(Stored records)
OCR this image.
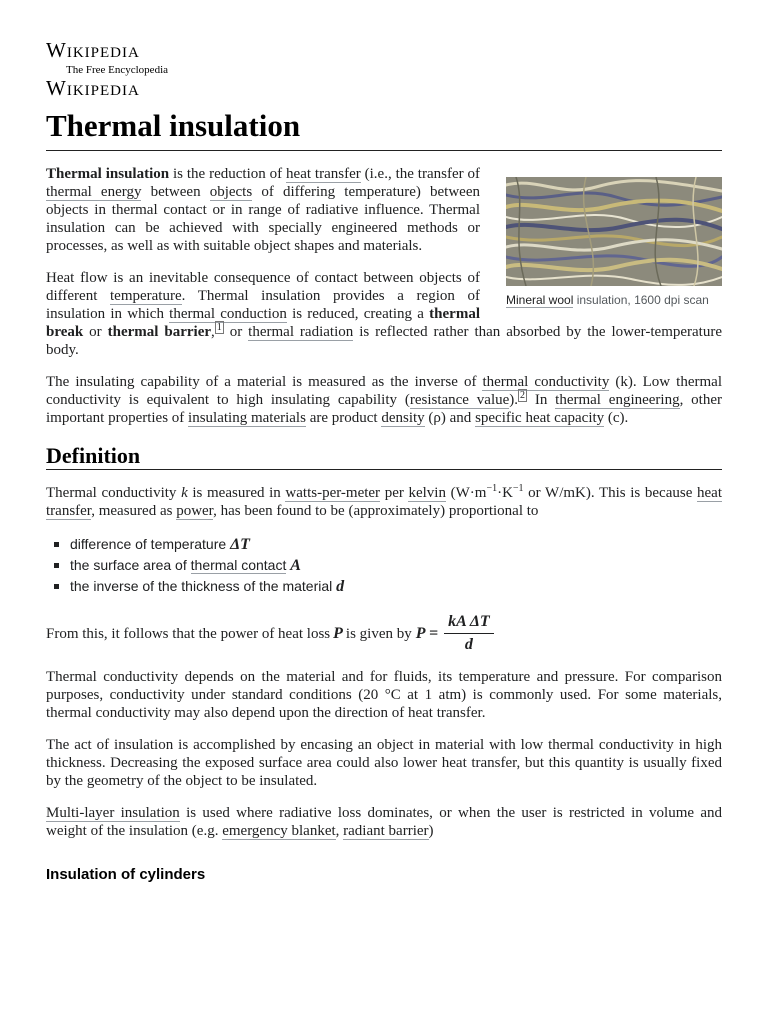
Wikipedia
The Free Encyclopedia
Wikipedia
Thermal insulation
Mineral wool insulation, 1600 dpi scan

Thermal insulation is the reduction of heat transfer (i.e., the transfer of thermal energy between objects of differing temperature) between objects in thermal contact or in range of radiative influence. Thermal insulation can be achieved with specially engineered methods or processes, as well as with suitable object shapes and materials.

Heat flow is an inevitable consequence of contact between objects of different temperature. Thermal insulation provides a region of insulation in which thermal conduction is reduced, creating a thermal break or thermal barrier, $^1$ or thermal radiation is reflected rather than absorbed by the lower-temperature body.

The insulating capability of a material is measured as the inverse of thermal conductivity (k). Low thermal conductivity is equivalent to high insulating capability (resistance value). $^2$ In thermal engineering, other important properties of insulating materials are product density (ρ) and specific heat capacity (c).

Definition

Thermal conductivity k is measured in watts-per-meter per kelvin ($W\cdot m^{-1}\cdot K^{-1}$ or W/mK). This is because heat transfer, measured as power, has been found to be (approximately) proportional to

difference of temperature ΔT
the surface area of thermal contact A
the inverse of the thickness of the material d
From this, it follows that the power of heat loss P is given by $P = \frac{\text{kA ΔT}}{d}$

Thermal conductivity depends on the material and for fluids, its temperature and pressure. For comparison purposes, conductivity under standard conditions (20 °C at 1 atm) is commonly used. For some materials, thermal conductivity may also depend upon the direction of heat transfer.

The act of insulation is accomplished by encasing an object in material with low thermal conductivity in high thickness. Decreasing the exposed surface area could also lower heat transfer, but this quantity is usually fixed by the geometry of the object to be insulated.

Multi-layer insulation is used where radiative loss dominates, or when the user is restricted in volume and weight of the insulation (e.g. emergency blanket, radiant barrier)

Insulation of cylinders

• [DO THIS]: Images in the records should not be copied. Repeat all the rest exactly.

• [EXERCISE ANSWER]:
OCR this image.
Wikipedia
The Free Encyclopedia
Wikipedia
Thermal insulation
Mineral wool insulation, 1600 dpi scan

Thermal insulation is the reduction of heat transfer (i.e., the transfer of thermal energy between objects of differing temperature) between objects in thermal contact or in range of radiative influence. Thermal insulation can be achieved with specially engineered methods or processes, as well as with suitable object shapes and materials.

Heat flow is an inevitable consequence of contact between objects of different temperature. Thermal insulation provides a region of insulation in which thermal conduction is reduced, creating a thermal break or thermal barrier, $^1$ or thermal radiation is reflected rather than absorbed by the lower-temperature body.

The insulating capability of a material is measured as the inverse of thermal conductivity (k). Low thermal conductivity is equivalent to high insulating capability (resistance value). $^2$ In thermal engineering, other important properties of insulating materials are product density (ρ) and specific heat capacity (c).

Definition

Thermal conductivity k is measured in watts-per-meter per kelvin ($W\cdot m^{-1}\cdot K^{-1}$ or W/mK). This is because heat transfer, measured as power, has been found to be (approximately) proportional to

difference of temperature ΔT
the surface area of thermal contact A
the inverse of the thickness of the material d
From this, it follows that the power of heat loss P is given by $P = \frac{\text{kA ΔT}}{d}$

Thermal conductivity depends on the material and for fluids, its temperature and pressure. For comparison purposes, conductivity under standard conditions (20 °C at 1 atm) is commonly used. For some materials, thermal conductivity may also depend upon the direction of heat transfer.

The act of insulation is accomplished by encasing an object in material with low thermal conductivity in high thickness. Decreasing the exposed surface area could also lower heat transfer, but this quantity is usually fixed by the geometry of the object to be insulated.

Multi-layer insulation is used where radiative loss dominates, or when the user is restricted in volume and weight of the insulation (e.g. emergency blanket, radiant barrier)

Insulation of cylinders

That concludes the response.